THE PROBLEM — Copy all of the material exactly. Pictures are not to appear in the copy.

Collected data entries
::::
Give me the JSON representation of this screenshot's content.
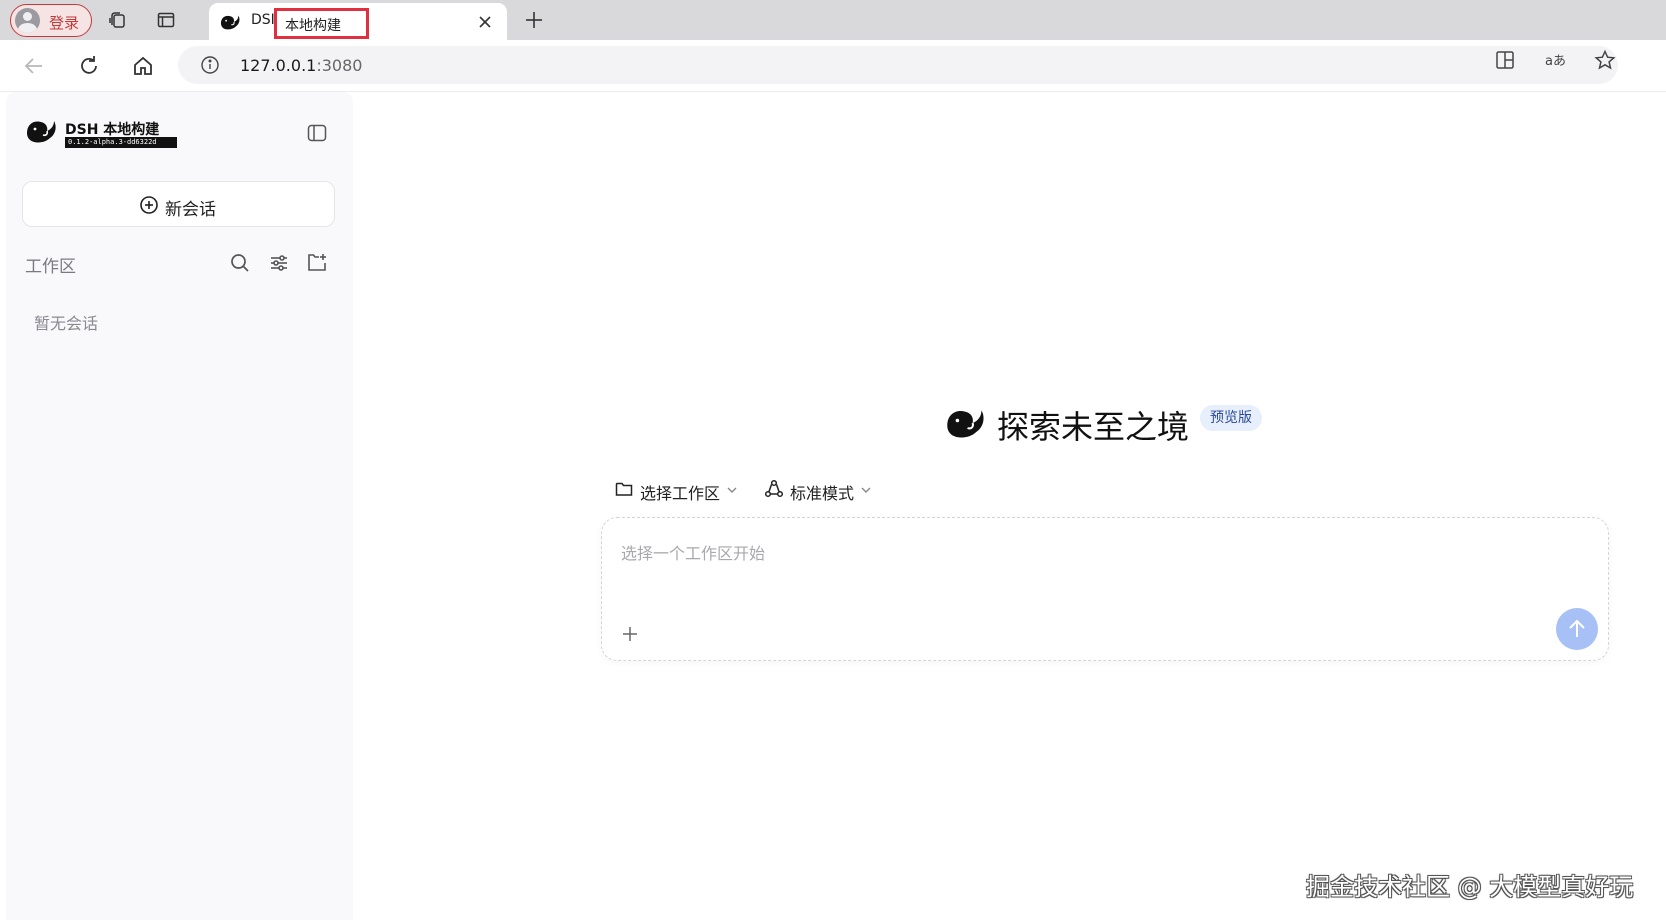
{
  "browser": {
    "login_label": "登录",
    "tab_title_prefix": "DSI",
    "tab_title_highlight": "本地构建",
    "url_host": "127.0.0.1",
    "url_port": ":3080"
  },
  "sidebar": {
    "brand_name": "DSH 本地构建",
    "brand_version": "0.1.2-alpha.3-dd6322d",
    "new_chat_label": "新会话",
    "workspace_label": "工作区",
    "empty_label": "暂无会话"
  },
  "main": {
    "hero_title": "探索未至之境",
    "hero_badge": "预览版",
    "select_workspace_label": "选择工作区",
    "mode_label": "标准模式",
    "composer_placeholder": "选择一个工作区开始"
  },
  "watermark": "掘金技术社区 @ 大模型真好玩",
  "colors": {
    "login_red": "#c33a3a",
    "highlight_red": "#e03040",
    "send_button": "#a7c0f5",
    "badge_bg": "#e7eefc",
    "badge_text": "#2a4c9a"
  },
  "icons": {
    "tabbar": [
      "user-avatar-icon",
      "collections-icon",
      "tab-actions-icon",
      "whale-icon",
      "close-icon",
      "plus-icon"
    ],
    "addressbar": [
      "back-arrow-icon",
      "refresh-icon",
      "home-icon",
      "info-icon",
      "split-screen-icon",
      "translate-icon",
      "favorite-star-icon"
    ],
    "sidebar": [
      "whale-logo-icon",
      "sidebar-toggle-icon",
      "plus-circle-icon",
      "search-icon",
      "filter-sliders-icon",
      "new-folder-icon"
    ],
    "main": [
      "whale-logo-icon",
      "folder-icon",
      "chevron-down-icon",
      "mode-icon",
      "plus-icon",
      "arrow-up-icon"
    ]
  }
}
::::
CORRECT ANSWER —
Give me the JSON representation of this screenshot's content.
{
  "browser": {
    "login_label": "登录",
    "tab_title_prefix": "DSI",
    "tab_title_highlight": "本地构建",
    "url_host": "127.0.0.1",
    "url_port": ":3080"
  },
  "sidebar": {
    "brand_name": "DSH 本地构建",
    "brand_version": "0.1.2-alpha.3-dd6322d",
    "new_chat_label": "新会话",
    "workspace_label": "工作区",
    "empty_label": "暂无会话"
  },
  "main": {
    "hero_title": "探索未至之境",
    "hero_badge": "预览版",
    "select_workspace_label": "选择工作区",
    "mode_label": "标准模式",
    "composer_placeholder": "选择一个工作区开始"
  },
  "watermark": "掘金技术社区 @ 大模型真好玩",
  "colors": {
    "login_red": "#c33a3a",
    "highlight_red": "#e03040",
    "send_button": "#a7c0f5",
    "badge_bg": "#e7eefc",
    "badge_text": "#2a4c9a"
  },
  "icons": {
    "tabbar": [
      "user-avatar-icon",
      "collections-icon",
      "tab-actions-icon",
      "whale-icon",
      "close-icon",
      "plus-icon"
    ],
    "addressbar": [
      "back-arrow-icon",
      "refresh-icon",
      "home-icon",
      "info-icon",
      "split-screen-icon",
      "translate-icon",
      "favorite-star-icon"
    ],
    "sidebar": [
      "whale-logo-icon",
      "sidebar-toggle-icon",
      "plus-circle-icon",
      "search-icon",
      "filter-sliders-icon",
      "new-folder-icon"
    ],
    "main": [
      "whale-logo-icon",
      "folder-icon",
      "chevron-down-icon",
      "mode-icon",
      "plus-icon",
      "arrow-up-icon"
    ]
  }
}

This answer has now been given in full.